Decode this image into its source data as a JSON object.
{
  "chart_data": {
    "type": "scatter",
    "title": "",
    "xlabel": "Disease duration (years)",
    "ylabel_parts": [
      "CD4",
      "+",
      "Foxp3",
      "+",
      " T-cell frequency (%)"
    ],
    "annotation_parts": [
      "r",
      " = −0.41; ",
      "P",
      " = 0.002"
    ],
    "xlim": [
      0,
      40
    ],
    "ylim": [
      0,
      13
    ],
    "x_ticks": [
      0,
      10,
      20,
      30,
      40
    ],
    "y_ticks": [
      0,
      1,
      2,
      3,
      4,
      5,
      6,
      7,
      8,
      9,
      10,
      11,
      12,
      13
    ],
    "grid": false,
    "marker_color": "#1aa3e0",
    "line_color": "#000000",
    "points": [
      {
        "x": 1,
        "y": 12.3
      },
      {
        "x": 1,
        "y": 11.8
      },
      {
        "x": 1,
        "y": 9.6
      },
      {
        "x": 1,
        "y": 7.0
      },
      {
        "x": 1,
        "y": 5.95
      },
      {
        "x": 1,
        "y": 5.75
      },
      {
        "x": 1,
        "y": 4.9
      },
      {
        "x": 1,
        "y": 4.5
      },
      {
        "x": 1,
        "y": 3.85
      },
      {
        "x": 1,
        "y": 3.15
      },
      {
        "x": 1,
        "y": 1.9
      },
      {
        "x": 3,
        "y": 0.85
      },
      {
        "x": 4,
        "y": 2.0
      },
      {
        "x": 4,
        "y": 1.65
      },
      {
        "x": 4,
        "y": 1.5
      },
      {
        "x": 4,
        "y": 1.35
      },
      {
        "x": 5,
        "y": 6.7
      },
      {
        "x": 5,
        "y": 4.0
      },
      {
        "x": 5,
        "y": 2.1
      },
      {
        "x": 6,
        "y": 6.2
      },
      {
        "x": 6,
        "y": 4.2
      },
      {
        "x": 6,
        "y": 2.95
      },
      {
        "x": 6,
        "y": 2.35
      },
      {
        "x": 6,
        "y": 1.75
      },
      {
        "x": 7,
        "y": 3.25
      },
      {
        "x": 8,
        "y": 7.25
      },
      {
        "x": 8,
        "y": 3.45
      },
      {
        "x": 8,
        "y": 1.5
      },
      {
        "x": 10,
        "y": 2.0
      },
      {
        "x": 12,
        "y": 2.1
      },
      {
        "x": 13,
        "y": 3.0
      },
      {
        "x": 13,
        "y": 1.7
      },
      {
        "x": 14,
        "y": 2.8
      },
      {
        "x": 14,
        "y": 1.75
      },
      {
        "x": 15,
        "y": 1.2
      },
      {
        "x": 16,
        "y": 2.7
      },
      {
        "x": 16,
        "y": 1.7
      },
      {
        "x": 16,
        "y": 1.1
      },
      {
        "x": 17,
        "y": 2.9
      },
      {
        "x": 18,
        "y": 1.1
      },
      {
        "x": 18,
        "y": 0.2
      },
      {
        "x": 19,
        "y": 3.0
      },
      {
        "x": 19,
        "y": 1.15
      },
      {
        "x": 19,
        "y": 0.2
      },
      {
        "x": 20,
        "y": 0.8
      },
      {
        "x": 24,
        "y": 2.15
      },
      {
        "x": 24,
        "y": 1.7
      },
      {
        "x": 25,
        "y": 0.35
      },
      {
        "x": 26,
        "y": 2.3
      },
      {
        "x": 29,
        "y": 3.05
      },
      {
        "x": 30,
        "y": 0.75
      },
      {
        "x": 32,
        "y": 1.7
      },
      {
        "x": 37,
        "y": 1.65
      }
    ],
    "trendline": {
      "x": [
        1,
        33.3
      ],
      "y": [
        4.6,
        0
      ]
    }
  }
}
━━━
Do this →
Your task is to repeat the data exactly, with nothing left out.

Task result →
Decode this image into its source data as a JSON object.
{
  "chart_data": {
    "type": "scatter",
    "title": "",
    "xlabel": "Disease duration (years)",
    "ylabel_parts": [
      "CD4",
      "+",
      "Foxp3",
      "+",
      " T-cell frequency (%)"
    ],
    "annotation_parts": [
      "r",
      " = −0.41; ",
      "P",
      " = 0.002"
    ],
    "xlim": [
      0,
      40
    ],
    "ylim": [
      0,
      13
    ],
    "x_ticks": [
      0,
      10,
      20,
      30,
      40
    ],
    "y_ticks": [
      0,
      1,
      2,
      3,
      4,
      5,
      6,
      7,
      8,
      9,
      10,
      11,
      12,
      13
    ],
    "grid": false,
    "marker_color": "#1aa3e0",
    "line_color": "#000000",
    "points": [
      {
        "x": 1,
        "y": 12.3
      },
      {
        "x": 1,
        "y": 11.8
      },
      {
        "x": 1,
        "y": 9.6
      },
      {
        "x": 1,
        "y": 7.0
      },
      {
        "x": 1,
        "y": 5.95
      },
      {
        "x": 1,
        "y": 5.75
      },
      {
        "x": 1,
        "y": 4.9
      },
      {
        "x": 1,
        "y": 4.5
      },
      {
        "x": 1,
        "y": 3.85
      },
      {
        "x": 1,
        "y": 3.15
      },
      {
        "x": 1,
        "y": 1.9
      },
      {
        "x": 3,
        "y": 0.85
      },
      {
        "x": 4,
        "y": 2.0
      },
      {
        "x": 4,
        "y": 1.65
      },
      {
        "x": 4,
        "y": 1.5
      },
      {
        "x": 4,
        "y": 1.35
      },
      {
        "x": 5,
        "y": 6.7
      },
      {
        "x": 5,
        "y": 4.0
      },
      {
        "x": 5,
        "y": 2.1
      },
      {
        "x": 6,
        "y": 6.2
      },
      {
        "x": 6,
        "y": 4.2
      },
      {
        "x": 6,
        "y": 2.95
      },
      {
        "x": 6,
        "y": 2.35
      },
      {
        "x": 6,
        "y": 1.75
      },
      {
        "x": 7,
        "y": 3.25
      },
      {
        "x": 8,
        "y": 7.25
      },
      {
        "x": 8,
        "y": 3.45
      },
      {
        "x": 8,
        "y": 1.5
      },
      {
        "x": 10,
        "y": 2.0
      },
      {
        "x": 12,
        "y": 2.1
      },
      {
        "x": 13,
        "y": 3.0
      },
      {
        "x": 13,
        "y": 1.7
      },
      {
        "x": 14,
        "y": 2.8
      },
      {
        "x": 14,
        "y": 1.75
      },
      {
        "x": 15,
        "y": 1.2
      },
      {
        "x": 16,
        "y": 2.7
      },
      {
        "x": 16,
        "y": 1.7
      },
      {
        "x": 16,
        "y": 1.1
      },
      {
        "x": 17,
        "y": 2.9
      },
      {
        "x": 18,
        "y": 1.1
      },
      {
        "x": 18,
        "y": 0.2
      },
      {
        "x": 19,
        "y": 3.0
      },
      {
        "x": 19,
        "y": 1.15
      },
      {
        "x": 19,
        "y": 0.2
      },
      {
        "x": 20,
        "y": 0.8
      },
      {
        "x": 24,
        "y": 2.15
      },
      {
        "x": 24,
        "y": 1.7
      },
      {
        "x": 25,
        "y": 0.35
      },
      {
        "x": 26,
        "y": 2.3
      },
      {
        "x": 29,
        "y": 3.05
      },
      {
        "x": 30,
        "y": 0.75
      },
      {
        "x": 32,
        "y": 1.7
      },
      {
        "x": 37,
        "y": 1.65
      }
    ],
    "trendline": {
      "x": [
        1,
        33.3
      ],
      "y": [
        4.6,
        0
      ]
    }
  }
}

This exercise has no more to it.